>> start Data for the task
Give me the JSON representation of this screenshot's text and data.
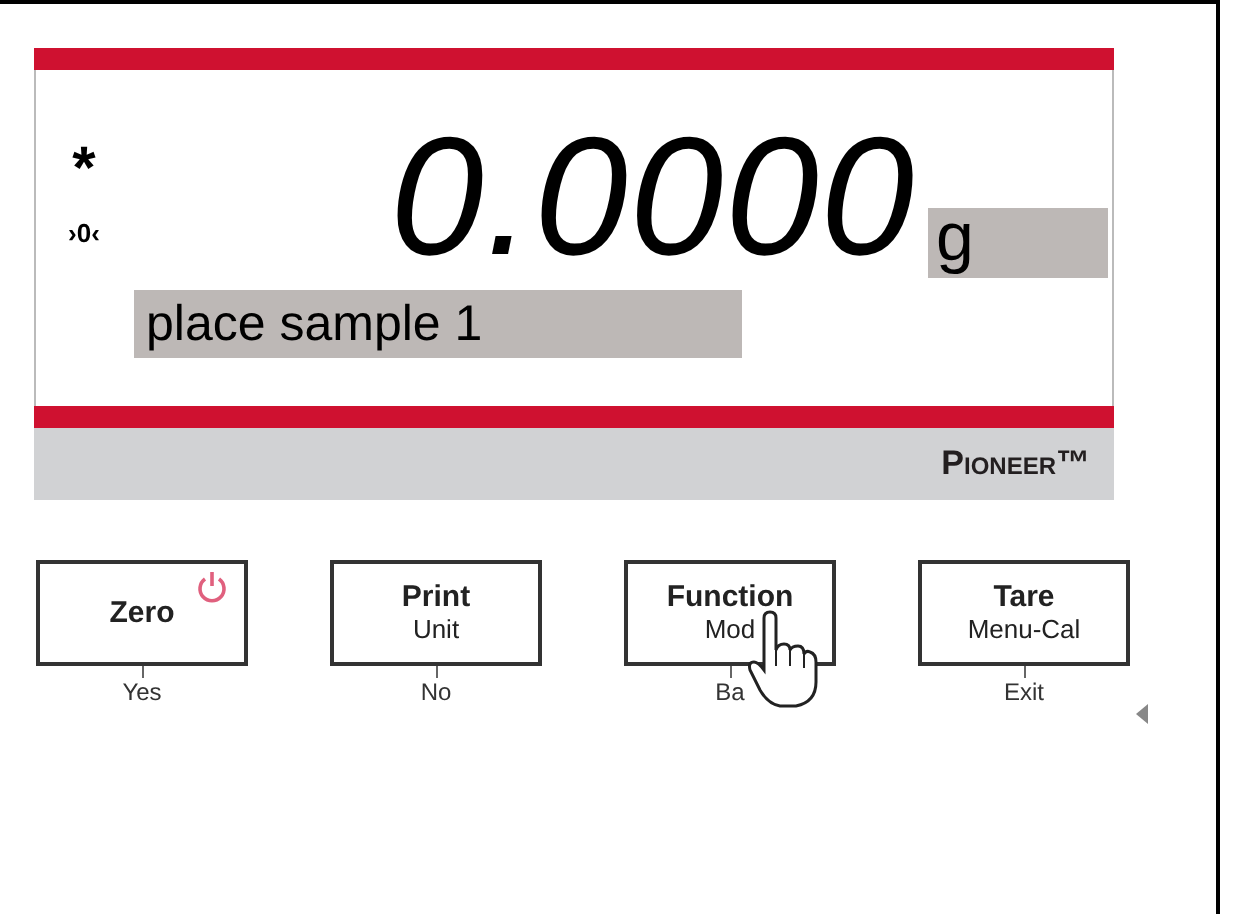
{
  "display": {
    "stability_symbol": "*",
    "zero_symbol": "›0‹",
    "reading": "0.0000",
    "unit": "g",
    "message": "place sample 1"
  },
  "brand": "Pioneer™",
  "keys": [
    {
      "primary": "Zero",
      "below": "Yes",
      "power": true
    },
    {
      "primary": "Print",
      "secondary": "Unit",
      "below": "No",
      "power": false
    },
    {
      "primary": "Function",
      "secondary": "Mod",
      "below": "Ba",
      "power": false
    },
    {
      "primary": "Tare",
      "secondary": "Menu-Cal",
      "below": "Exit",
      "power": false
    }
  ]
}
>> end Data for the task
* **What you have to do**:
Strip the images and reproduce the remaining records precisely.

* **Result of this task**:
Give me the JSON representation of this screenshot's text and data.
{
  "display": {
    "stability_symbol": "*",
    "zero_symbol": "›0‹",
    "reading": "0.0000",
    "unit": "g",
    "message": "place sample 1"
  },
  "brand": "Pioneer™",
  "keys": [
    {
      "primary": "Zero",
      "below": "Yes",
      "power": true
    },
    {
      "primary": "Print",
      "secondary": "Unit",
      "below": "No",
      "power": false
    },
    {
      "primary": "Function",
      "secondary": "Mod",
      "below": "Ba",
      "power": false
    },
    {
      "primary": "Tare",
      "secondary": "Menu-Cal",
      "below": "Exit",
      "power": false
    }
  ]
}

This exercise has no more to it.